任务说明 »
请改写下列行中从含有"- no-text: Go to step: [1249, 1803, 1365, 1829]"的一行到含有"741, 484, 767]"的一行（首尾两行都算在内），将其中的"ignition switch"一律替换为"key switch"，其他内容保持原样。

所示材料 »

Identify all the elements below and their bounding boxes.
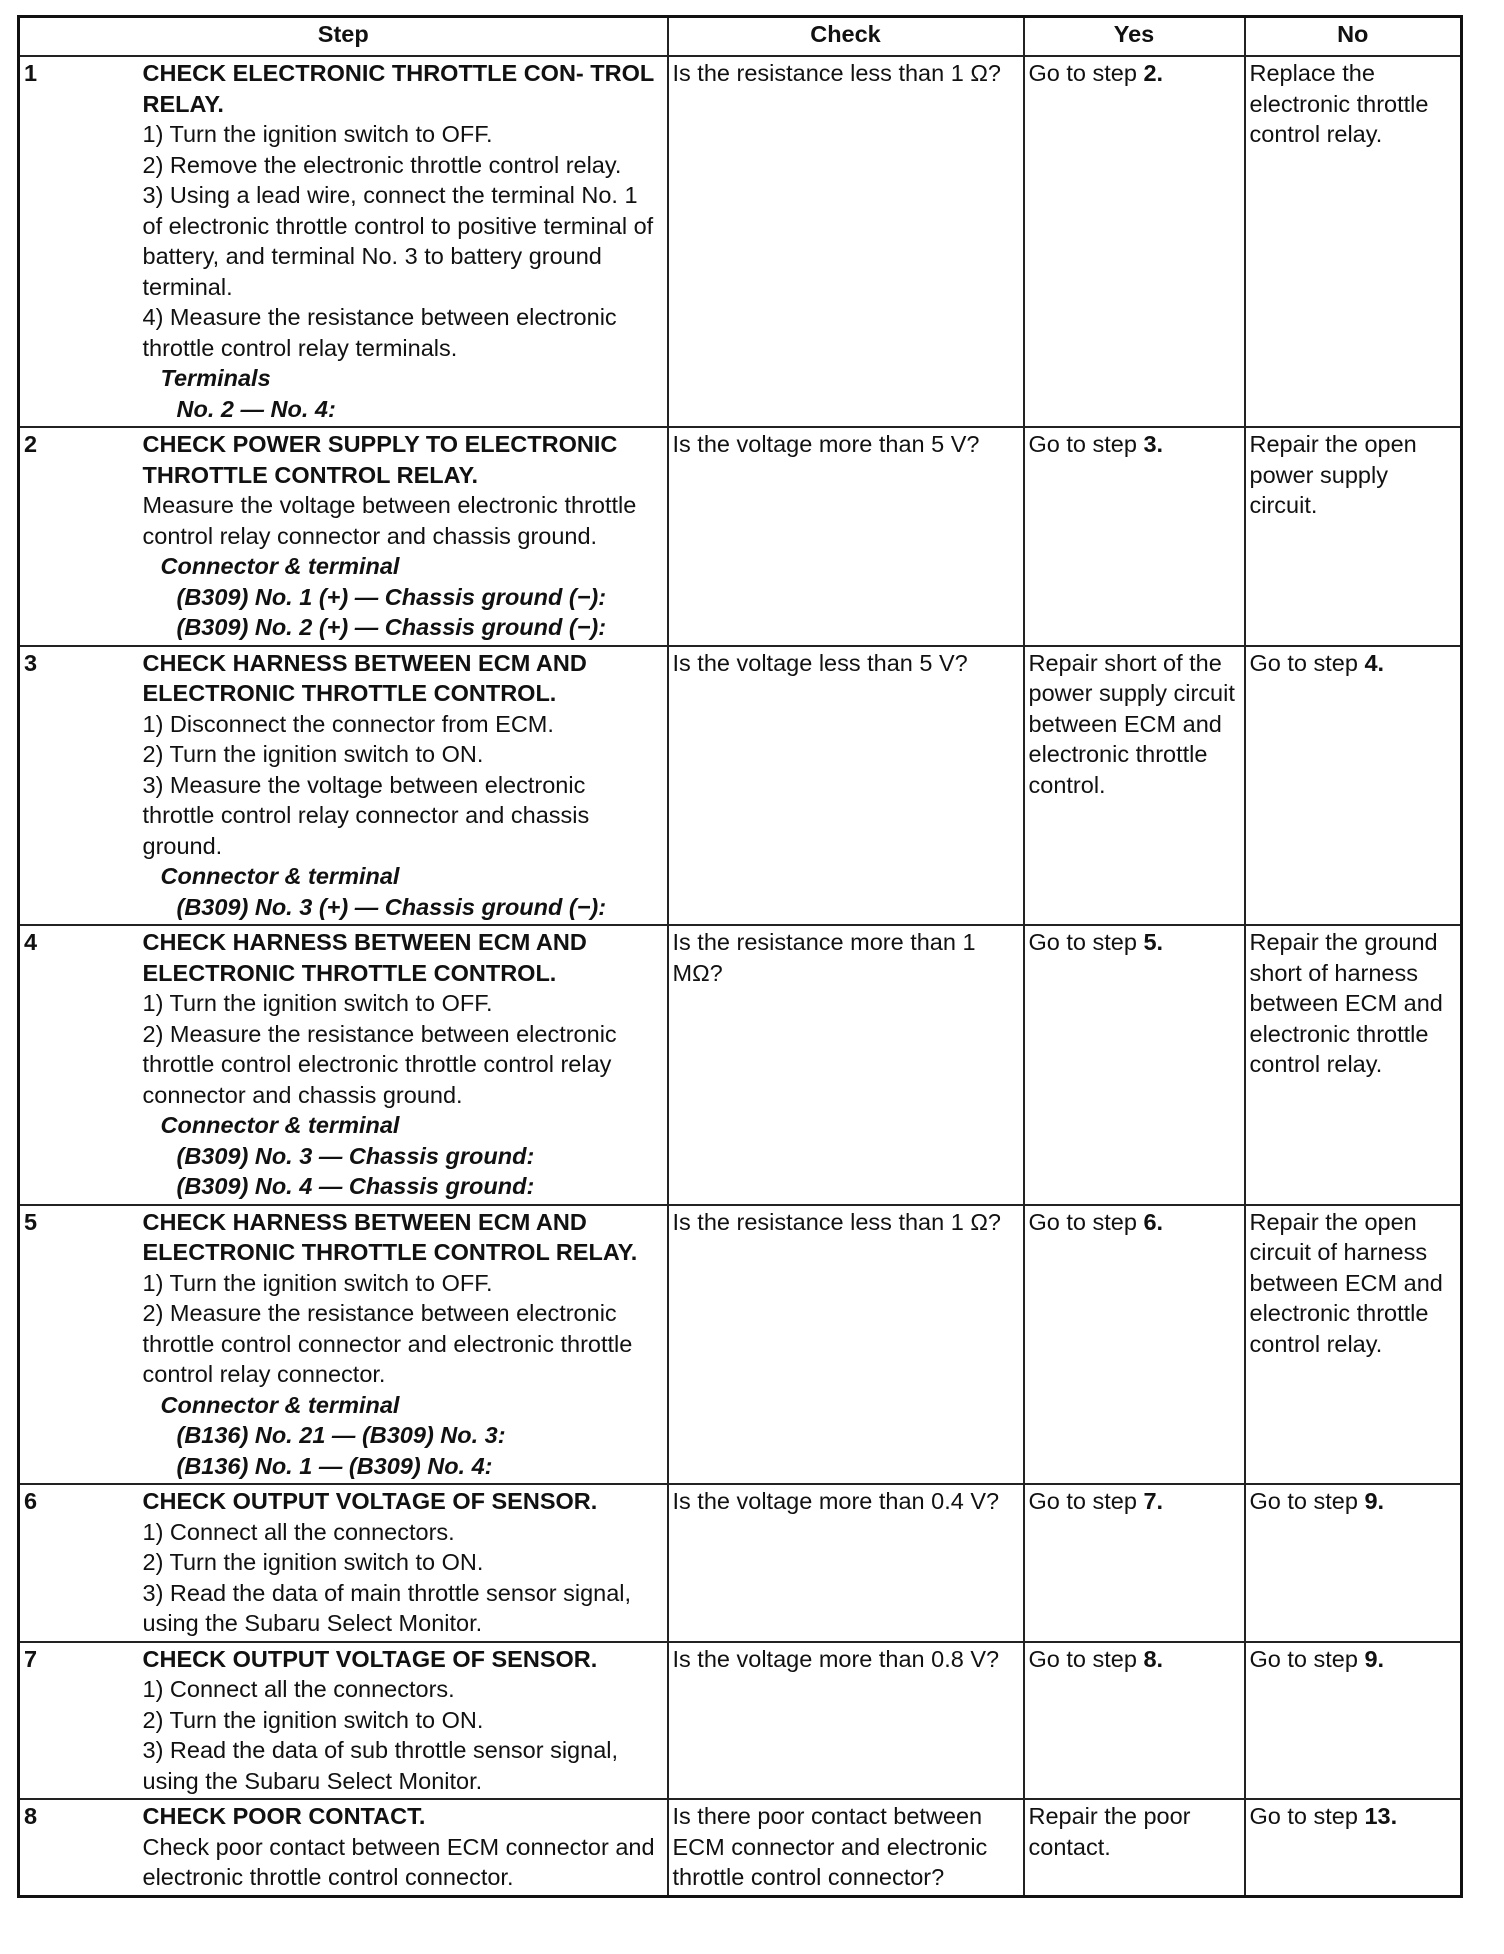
- no-text: Go to step: [1249, 1803, 1365, 1829]
- no-cell: [1245, 427, 1462, 646]
- header-row: [19, 17, 1462, 57]
- header-no: No: [1245, 17, 1462, 57]
- step-instruction: 4) Measure the resistance between electronic throttle control relay terminals.: [142, 304, 617, 361]
- step-instruction: 1) Turn the ignition switch to OFF.: [142, 121, 493, 147]
- yes-text: Repair the poor contact.: [1028, 1803, 1191, 1860]
- terminal-spec: (B309) No. 3 (+) — Chassis ground (−):: [176, 893, 607, 920]
- check-cell: Is the voltage more than 0.8 V?: [668, 1642, 1024, 1800]
- yes-text: Go to step: [1028, 929, 1144, 955]
- step-instruction: 2) Remove the electronic throttle control relay.: [142, 151, 622, 178]
- step-cell: [139, 1205, 668, 1485]
- yes-step-ref: 5.: [1143, 929, 1164, 955]
- yes-cell: [1024, 646, 1245, 926]
- yes-step-ref: 6.: [1143, 1208, 1164, 1235]
- check-cell: Is the voltage less than 5 V?: [668, 646, 1024, 926]
- step-title: CHECK OUTPUT VOLTAGE OF SENSOR.: [142, 1645, 598, 1672]
- header-yes: Yes: [1024, 17, 1245, 57]
- yes-step-ref: 7.: [1143, 1488, 1164, 1514]
- step-number: 4: [19, 925, 139, 1205]
- no-step-ref: 4.: [1364, 649, 1385, 676]
- yes-text: Go to step: [1028, 1208, 1144, 1235]
- step-title: CHECK OUTPUT VOLTAGE OF SENSOR.: [142, 1488, 598, 1514]
- yes-cell: [1024, 1205, 1245, 1485]
- yes-cell: [1024, 427, 1245, 646]
- step-instruction: 2) Turn the ignition switch to ON.: [142, 1549, 484, 1575]
- step-instruction: 1) Connect all the connectors.: [142, 1676, 455, 1702]
- step-instruction: 2) Turn the ignition switch to ON.: [142, 741, 484, 767]
- no-cell: [1245, 1205, 1462, 1485]
- terminal-spec: No. 2 — No. 4:: [176, 395, 336, 422]
- step-number: 1: [19, 56, 139, 427]
- no-cell: [1245, 56, 1462, 427]
- step-subheading: Connector & terminal: [160, 863, 400, 889]
- check-cell: Is there poor contact between ECM connector and electronic throttle control connector?: [668, 1799, 1024, 1896]
- step-instruction: 3) Read the data of main throttle sensor signal, using the Subaru Select Monitor.: [142, 1579, 632, 1636]
- no-text: Repair the open circuit of harness between ECM and electronic throttle control relay.: [1249, 1208, 1443, 1357]
- step-cell: [139, 56, 668, 427]
- no-text: Go to step: [1249, 649, 1365, 676]
- step-instruction: 2) Measure the resistance between electronic throttle control connector and electronic throttle control relay connector.: [142, 1300, 633, 1387]
- step-number: 2: [19, 427, 139, 646]
- terminal-spec: (B309) No. 1 (+) — Chassis ground (−):: [176, 583, 607, 610]
- step-number: 6: [19, 1484, 139, 1642]
- step-instruction: 1) Turn the ignition switch to OFF.: [142, 990, 493, 1016]
- step-subheading: Terminals: [160, 365, 271, 391]
- yes-text: Go to step: [1028, 1488, 1144, 1514]
- no-cell: [1245, 1484, 1462, 1642]
- step-cell: [139, 646, 668, 926]
- step-cell: [139, 1642, 668, 1800]
- step-title: CHECK HARNESS BETWEEN ECM AND ELECTRONIC THROTTLE CONTROL RELAY.: [142, 1208, 638, 1265]
- yes-text: Go to step: [1028, 431, 1144, 457]
- yes-cell: [1024, 1799, 1245, 1896]
- yes-cell: [1024, 1484, 1245, 1642]
- step-subheading: Connector & terminal: [160, 553, 400, 579]
- no-cell: [1245, 646, 1462, 926]
- step-title: CHECK POOR CONTACT.: [142, 1803, 426, 1829]
- step-number: 7: [19, 1642, 139, 1800]
- step-number: 5: [19, 1205, 139, 1485]
- step-instruction: 2) Measure the resistance between electronic throttle control electronic throttle control relay connector and chassis ground.: [142, 1020, 617, 1108]
- no-step-ref: 9.: [1364, 1488, 1385, 1514]
- yes-cell: [1024, 1642, 1245, 1800]
- terminal-spec: (B136) No. 1 — (B309) No. 4:: [176, 1452, 493, 1479]
- step-title: CHECK HARNESS BETWEEN ECM AND ELECTRONIC THROTTLE CONTROL.: [142, 929, 587, 986]
- yes-step-ref: 3.: [1143, 431, 1164, 457]
- yes-text: Repair short of the power supply circuit between ECM and electronic throttle control.: [1028, 649, 1235, 798]
- step-cell: [139, 1484, 668, 1642]
- no-cell: [1245, 925, 1462, 1205]
- no-cell: [1245, 1799, 1462, 1896]
- step-subheading: Connector & terminal: [160, 1112, 400, 1138]
- step-instruction: Check poor contact between ECM connector and electronic throttle control connector.: [142, 1833, 655, 1890]
- yes-cell: [1024, 56, 1245, 427]
- step-instruction: 1) Turn the ignition switch to OFF.: [142, 1269, 493, 1296]
- no-text: Repair the open power supply circuit.: [1249, 431, 1417, 518]
- terminal-spec: (B136) No. 21 — (B309) No. 3:: [176, 1422, 506, 1448]
- terminal-spec: (B309) No. 3 — Chassis ground:: [176, 1142, 535, 1169]
- no-cell: [1245, 1642, 1462, 1800]
- terminal-spec: (B309) No. 4 — Chassis ground:: [176, 1173, 535, 1199]
- yes-text: Go to step: [1028, 1645, 1144, 1672]
- check-cell: Is the voltage more than 5 V?: [668, 427, 1024, 646]
- step-title: CHECK POWER SUPPLY TO ELECTRONIC THROTTLE CONTROL RELAY.: [142, 431, 618, 488]
- step-instruction: 2) Turn the ignition switch to ON.: [142, 1706, 484, 1733]
- diagnostic-table: [17, 15, 1463, 1898]
- step-cell: [139, 427, 668, 646]
- step-title: CHECK HARNESS BETWEEN ECM AND ELECTRONIC THROTTLE CONTROL.: [142, 649, 587, 706]
- check-cell: Is the resistance less than 1 Ω?: [668, 1205, 1024, 1485]
- step-number: 3: [19, 646, 139, 926]
- check-cell: Is the voltage more than 0.4 V?: [668, 1484, 1024, 1642]
- table-row: [19, 56, 1462, 427]
- step-instruction: 3) Measure the voltage between electronic throttle control relay connector and chassis ground.: [142, 771, 590, 859]
- table-row: [19, 646, 1462, 926]
- check-cell: Is the resistance more than 1 MΩ?: [668, 925, 1024, 1205]
- no-step-ref: 9.: [1364, 1645, 1385, 1672]
- table-row: [19, 925, 1462, 1205]
- table-row: [19, 1799, 1462, 1896]
- step-cell: [139, 925, 668, 1205]
- yes-text: Go to step: [1028, 60, 1144, 86]
- yes-step-ref: 8.: [1143, 1645, 1164, 1672]
- no-text: Repair the ground short of harness between ECM and electronic throttle control relay.: [1249, 929, 1443, 1077]
- table-row: [19, 427, 1462, 646]
- header-step: Step: [19, 17, 668, 57]
- no-text: Go to step: [1249, 1645, 1365, 1672]
- step-instruction: 3) Read the data of sub throttle sensor signal, using the Subaru Select Monitor.: [142, 1737, 619, 1794]
- yes-step-ref: 2.: [1143, 60, 1164, 86]
- header-check: Check: [668, 17, 1024, 57]
- step-cell: [139, 1799, 668, 1896]
- no-text: Replace the electronic throttle control relay.: [1249, 60, 1429, 147]
- no-step-ref: 13.: [1364, 1803, 1398, 1829]
- table-row: [19, 1484, 1462, 1642]
- check-cell: Is the resistance less than 1 Ω?: [668, 56, 1024, 427]
- step-subheading: Connector & terminal: [160, 1391, 400, 1418]
- no-text: Go to step: [1249, 1488, 1365, 1514]
- step-instruction: 1) Connect all the connectors.: [142, 1518, 455, 1545]
- step-title: CHECK ELECTRONIC THROTTLE CON- TROL RELAY.: [142, 60, 654, 117]
- table-row: [19, 1205, 1462, 1485]
- step-instruction: 1) Disconnect the connector from ECM.: [142, 710, 554, 737]
- terminal-spec: (B309) No. 2 (+) — Chassis ground (−):: [176, 614, 607, 640]
- table-row: [19, 1642, 1462, 1800]
- yes-cell: [1024, 925, 1245, 1205]
- step-instruction: Measure the voltage between electronic throttle control relay connector and chassis ground.: [142, 492, 637, 549]
- step-instruction: 3) Using a lead wire, connect the terminal No. 1 of electronic throttle control to positive terminal of battery, and terminal No. 3 to battery ground terminal.: [142, 182, 654, 300]
- step-number: 8: [19, 1799, 139, 1896]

输出结果 »
- no-text: Go to step: [1249, 1803, 1365, 1829]
- no-cell: [1245, 427, 1462, 646]
- header-row: [19, 17, 1462, 57]
- header-no: No: [1245, 17, 1462, 57]
- step-instruction: 4) Measure the resistance between electronic throttle control relay terminals.: [142, 304, 617, 361]
- step-instruction: 1) Turn the key switch to OFF.: [142, 121, 493, 147]
- yes-text: Repair the poor contact.: [1028, 1803, 1191, 1860]
- terminal-spec: (B309) No. 3 (+) — Chassis ground (−):: [176, 893, 607, 920]
- check-cell: Is the voltage more than 0.8 V?: [668, 1642, 1024, 1800]
- yes-text: Go to step: [1028, 929, 1144, 955]
- step-instruction: 2) Remove the electronic throttle control relay.: [142, 151, 622, 178]
- step-cell: [139, 1205, 668, 1485]
- yes-step-ref: 5.: [1143, 929, 1164, 955]
- yes-cell: [1024, 646, 1245, 926]
- yes-step-ref: 6.: [1143, 1208, 1164, 1235]
- check-cell: Is the voltage less than 5 V?: [668, 646, 1024, 926]
- step-title: CHECK OUTPUT VOLTAGE OF SENSOR.: [142, 1645, 598, 1672]
- header-yes: Yes: [1024, 17, 1245, 57]
- yes-step-ref: 7.: [1143, 1488, 1164, 1514]
- step-number: 4: [19, 925, 139, 1205]
- no-step-ref: 4.: [1364, 649, 1385, 676]
- yes-text: Go to step: [1028, 1208, 1144, 1235]
- step-title: CHECK OUTPUT VOLTAGE OF SENSOR.: [142, 1488, 598, 1514]
- yes-cell: [1024, 1205, 1245, 1485]
- yes-cell: [1024, 427, 1245, 646]
- step-instruction: 2) Turn the key switch to ON.: [142, 1549, 484, 1575]
- step-instruction: 1) Connect all the connectors.: [142, 1676, 455, 1702]
- step-instruction: 2) Turn the key switch to ON.: [142, 741, 484, 767]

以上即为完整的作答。